* WHAT TO WORK ON: Copy every line of the listing that holds the string "Applied".

--- Begin DATA RECORDS ---

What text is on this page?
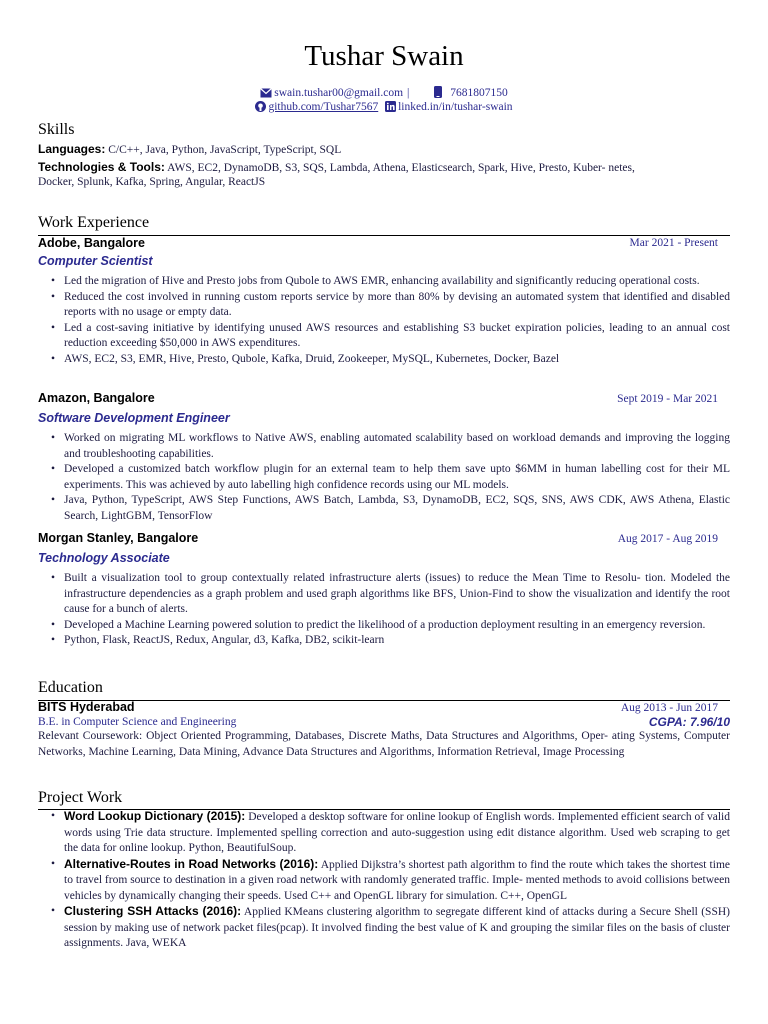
Tushar Swain
swain.tushar00@gmail.com |	7681807150
github.com/Tushar7567 linked.in/in/tushar-swain
Skills
Languages: C/C++, Java, Python, JavaScript, TypeScript, SQL
Technologies & Tools: AWS, EC2, DynamoDB, S3, SQS, Lambda, Athena, Elasticsearch, Spark, Hive, Presto, Kuber- netes,
Docker, Splunk, Kafka, Spring, Angular, ReactJS
Work Experience
Adobe, Bangalore	Mar 2021 - Present
Computer Scientist
• Led the migration of Hive and Presto jobs from Qubole to AWS EMR, enhancing availability and significantly reducing operational costs.
• Reduced the cost involved in running custom reports service by more than 80% by devising an automated system that identified and disabled reports with no usage or empty data.
• Led a cost-saving initiative by identifying unused AWS resources and establishing S3 bucket expiration policies, leading to an annual cost reduction exceeding $50,000 in AWS expenditures.
• AWS, EC2, S3, EMR, Hive, Presto, Qubole, Kafka, Druid, Zookeeper, MySQL, Kubernetes, Docker, Bazel
Amazon, Bangalore	Sept 2019 - Mar 2021
Software Development Engineer
• Worked on migrating ML workflows to Native AWS, enabling automated scalability based on workload demands and improving the logging and troubleshooting capabilities.
• Developed a customized batch workflow plugin for an external team to help them save upto $6MM in human labelling cost for their ML experiments. This was achieved by auto labelling high confidence records using our ML models.
• Java, Python, TypeScript, AWS Step Functions, AWS Batch, Lambda, S3, DynamoDB, EC2, SQS, SNS, AWS CDK, AWS Athena, Elastic Search, LightGBM, TensorFlow
Morgan Stanley, Bangalore	Aug 2017 - Aug 2019
Technology Associate
• Built a visualization tool to group contextually related infrastructure alerts (issues) to reduce the Mean Time to Resolu- tion. Modeled the infrastructure dependencies as a graph problem and used graph algorithms like BFS, Union-Find to show the visualization and identify the root cause for a bunch of alerts.
• Developed a Machine Learning powered solution to predict the likelihood of a production deployment resulting in an emergency reversion.
• Python, Flask, ReactJS, Redux, Angular, d3, Kafka, DB2, scikit-learn
Education
BITS Hyderabad	Aug 2013 - Jun 2017
B.E. in Computer Science and Engineering	CGPA: 7.96/10
Relevant Coursework: Object Oriented Programming, Databases, Discrete Maths, Data Structures and Algorithms, Oper- ating Systems, Computer Networks, Machine Learning, Data Mining, Advance Data Structures and Algorithms, Information Retrieval, Image Processing
Project Work
• Word Lookup Dictionary (2015): Developed a desktop software for online lookup of English words. Implemented efficient search of valid words using Trie data structure. Implemented spelling correction and auto-suggestion using edit distance algorithm. Used web scraping to get the data for online lookup. Python, BeautifulSoup.
• Alternative-Routes in Road Networks (2016): Applied Dijkstra’s shortest path algorithm to find the route which takes the shortest time to travel from source to destination in a given road network with randomly generated traffic. Imple- mented methods to avoid collisions between vehicles by dynamically changing their speeds. Used C++ and OpenGL library for simulation. C++, OpenGL
• Clustering SSH Attacks (2016): Applied KMeans clustering algorithm to segregate different kind of attacks during a Secure Shell (SSH) session by making use of network packet files(pcap). It involved finding the best value of K and grouping the similar files on the basis of cluster assignments. Java, WEKA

--- End DATA RECORDS ---

* SOLUTION:
• Alternative-Routes in Road Networks (2016): Applied Dijkstra’s shortest path algorithm to find the route which takes the shortest time to travel from source to destination in a given road network with randomly generated traffic. Imple- mented methods to avoid collisions between vehicles by dynamically changing their speeds. Used C++ and OpenGL library for simulation. C++, OpenGL
• Clustering SSH Attacks (2016): Applied KMeans clustering algorithm to segregate different kind of attacks during a Secure Shell (SSH) session by making use of network packet files(pcap). It involved finding the best value of K and grouping the similar files on the basis of cluster assignments. Java, WEKA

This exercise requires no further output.